Directions:
Quote the records below in full, exactly as given, with the images taken out.

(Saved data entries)
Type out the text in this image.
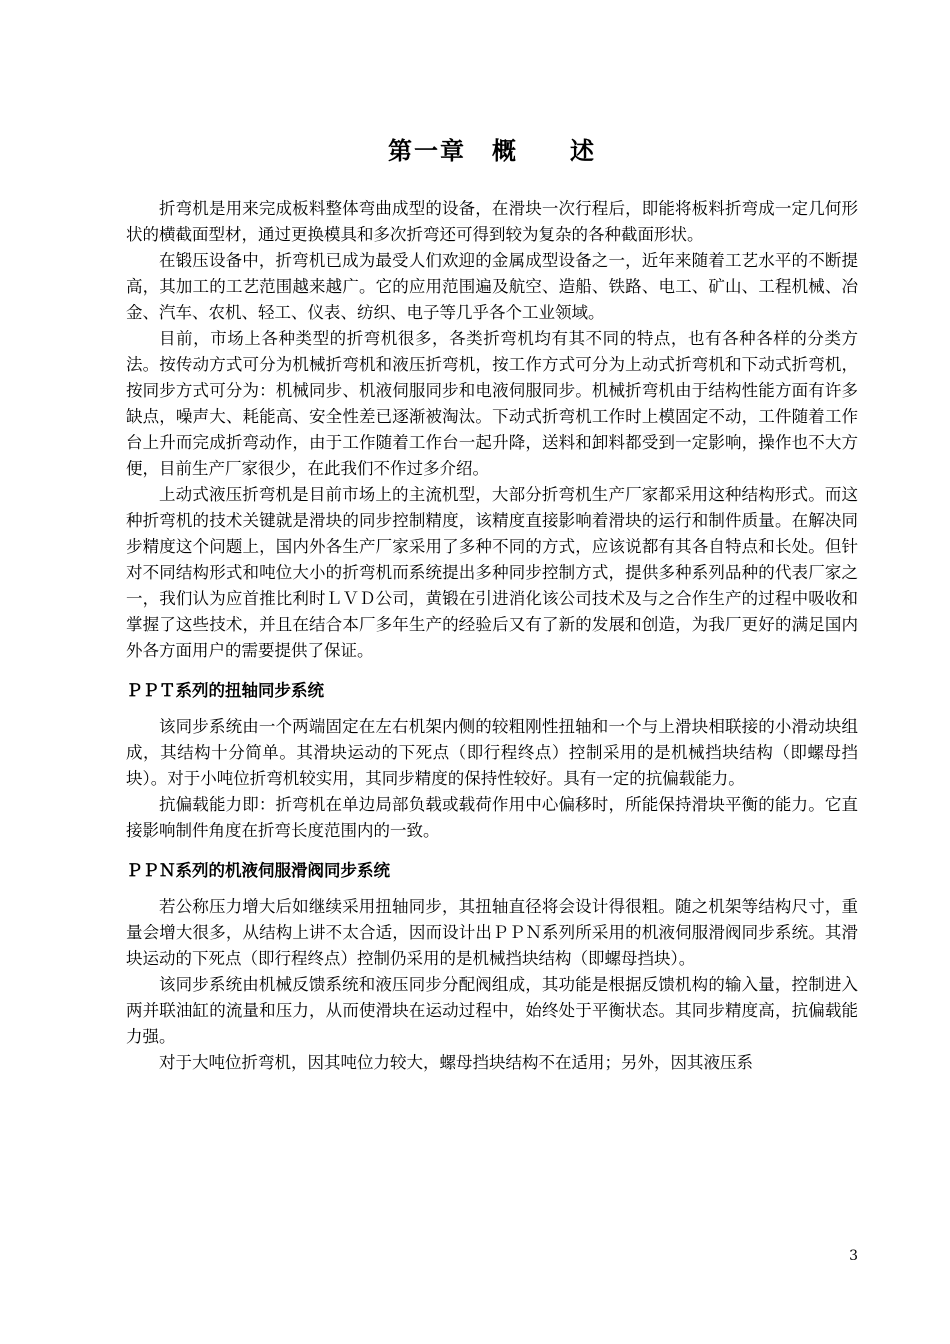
第一章　概　　述

折弯机是用来完成板料整体弯曲成型的设备，在滑块一次行程后，即能将板料折弯成一定几何形状的横截面型材，通过更换模具和多次折弯还可得到较为复杂的各种截面形状。

在锻压设备中，折弯机已成为最受人们欢迎的金属成型设备之一，近年来随着工艺水平的不断提高，其加工的工艺范围越来越广。它的应用范围遍及航空、造船、铁路、电工、矿山、工程机械、冶金、汽车、农机、轻工、仪表、纺织、电子等几乎各个工业领域。

目前，市场上各种类型的折弯机很多，各类折弯机均有其不同的特点，也有各种各样的分类方法。按传动方式可分为机械折弯机和液压折弯机，按工作方式可分为上动式折弯机和下动式折弯机，按同步方式可分为：机械同步、机液伺服同步和电液伺服同步。机械折弯机由于结构性能方面有许多缺点，噪声大、耗能高、安全性差已逐渐被淘汰。下动式折弯机工作时上模固定不动，工件随着工作台上升而完成折弯动作，由于工作随着工作台一起升降，送料和卸料都受到一定影响，操作也不大方便，目前生产厂家很少，在此我们不作过多介绍。

上动式液压折弯机是目前市场上的主流机型，大部分折弯机生产厂家都采用这种结构形式。而这种折弯机的技术关键就是滑块的同步控制精度，该精度直接影响着滑块的运行和制件质量。在解决同步精度这个问题上，国内外各生产厂家采用了多种不同的方式，应该说都有其各自特点和长处。但针对不同结构形式和吨位大小的折弯机而系统提出多种同步控制方式，提供多种系列品种的代表厂家之一，我们认为应首推比利时ＬＶＤ公司，黄锻在引进消化该公司技术及与之合作生产的过程中吸收和掌握了这些技术，并且在结合本厂多年生产的经验后又有了新的发展和创造，为我厂更好的满足国内外各方面用户的需要提供了保证。

ＰＰＴ系列的扭轴同步系统

该同步系统由一个两端固定在左右机架内侧的较粗刚性扭轴和一个与上滑块相联接的小滑动块组成，其结构十分简单。其滑块运动的下死点（即行程终点）控制采用的是机械挡块结构（即螺母挡块）。对于小吨位折弯机较实用，其同步精度的保持性较好。具有一定的抗偏载能力。

抗偏载能力即：折弯机在单边局部负载或载荷作用中心偏移时，所能保持滑块平衡的能力。它直接影响制件角度在折弯长度范围内的一致。

ＰＰＮ系列的机液伺服滑阀同步系统

若公称压力增大后如继续采用扭轴同步，其扭轴直径将会设计得很粗。随之机架等结构尺寸，重量会增大很多，从结构上讲不太合适，因而设计出ＰＰＮ系列所采用的机液伺服滑阀同步系统。其滑块运动的下死点（即行程终点）控制仍采用的是机械挡块结构（即螺母挡块）。

该同步系统由机械反馈系统和液压同步分配阀组成，其功能是根据反馈机构的输入量，控制进入两并联油缸的流量和压力，从而使滑块在运动过程中，始终处于平衡状态。其同步精度高，抗偏载能力强。

对于大吨位折弯机，因其吨位力较大，螺母挡块结构不在适用；另外，因其液压系

3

Expected output:
Type out the text in this image.
第一章　概　　述

折弯机是用来完成板料整体弯曲成型的设备，在滑块一次行程后，即能将板料折弯成一定几何形状的横截面型材，通过更换模具和多次折弯还可得到较为复杂的各种截面形状。

在锻压设备中，折弯机已成为最受人们欢迎的金属成型设备之一，近年来随着工艺水平的不断提高，其加工的工艺范围越来越广。它的应用范围遍及航空、造船、铁路、电工、矿山、工程机械、冶金、汽车、农机、轻工、仪表、纺织、电子等几乎各个工业领域。

目前，市场上各种类型的折弯机很多，各类折弯机均有其不同的特点，也有各种各样的分类方法。按传动方式可分为机械折弯机和液压折弯机，按工作方式可分为上动式折弯机和下动式折弯机，按同步方式可分为：机械同步、机液伺服同步和电液伺服同步。机械折弯机由于结构性能方面有许多缺点，噪声大、耗能高、安全性差已逐渐被淘汰。下动式折弯机工作时上模固定不动，工件随着工作台上升而完成折弯动作，由于工作随着工作台一起升降，送料和卸料都受到一定影响，操作也不大方便，目前生产厂家很少，在此我们不作过多介绍。

上动式液压折弯机是目前市场上的主流机型，大部分折弯机生产厂家都采用这种结构形式。而这种折弯机的技术关键就是滑块的同步控制精度，该精度直接影响着滑块的运行和制件质量。在解决同步精度这个问题上，国内外各生产厂家采用了多种不同的方式，应该说都有其各自特点和长处。但针对不同结构形式和吨位大小的折弯机而系统提出多种同步控制方式，提供多种系列品种的代表厂家之一，我们认为应首推比利时ＬＶＤ公司，黄锻在引进消化该公司技术及与之合作生产的过程中吸收和掌握了这些技术，并且在结合本厂多年生产的经验后又有了新的发展和创造，为我厂更好的满足国内外各方面用户的需要提供了保证。

ＰＰＴ系列的扭轴同步系统

该同步系统由一个两端固定在左右机架内侧的较粗刚性扭轴和一个与上滑块相联接的小滑动块组成，其结构十分简单。其滑块运动的下死点（即行程终点）控制采用的是机械挡块结构（即螺母挡块）。对于小吨位折弯机较实用，其同步精度的保持性较好。具有一定的抗偏载能力。

抗偏载能力即：折弯机在单边局部负载或载荷作用中心偏移时，所能保持滑块平衡的能力。它直接影响制件角度在折弯长度范围内的一致。

ＰＰＮ系列的机液伺服滑阀同步系统

若公称压力增大后如继续采用扭轴同步，其扭轴直径将会设计得很粗。随之机架等结构尺寸，重量会增大很多，从结构上讲不太合适，因而设计出ＰＰＮ系列所采用的机液伺服滑阀同步系统。其滑块运动的下死点（即行程终点）控制仍采用的是机械挡块结构（即螺母挡块）。

该同步系统由机械反馈系统和液压同步分配阀组成，其功能是根据反馈机构的输入量，控制进入两并联油缸的流量和压力，从而使滑块在运动过程中，始终处于平衡状态。其同步精度高，抗偏载能力强。

对于大吨位折弯机，因其吨位力较大，螺母挡块结构不在适用；另外，因其液压系

3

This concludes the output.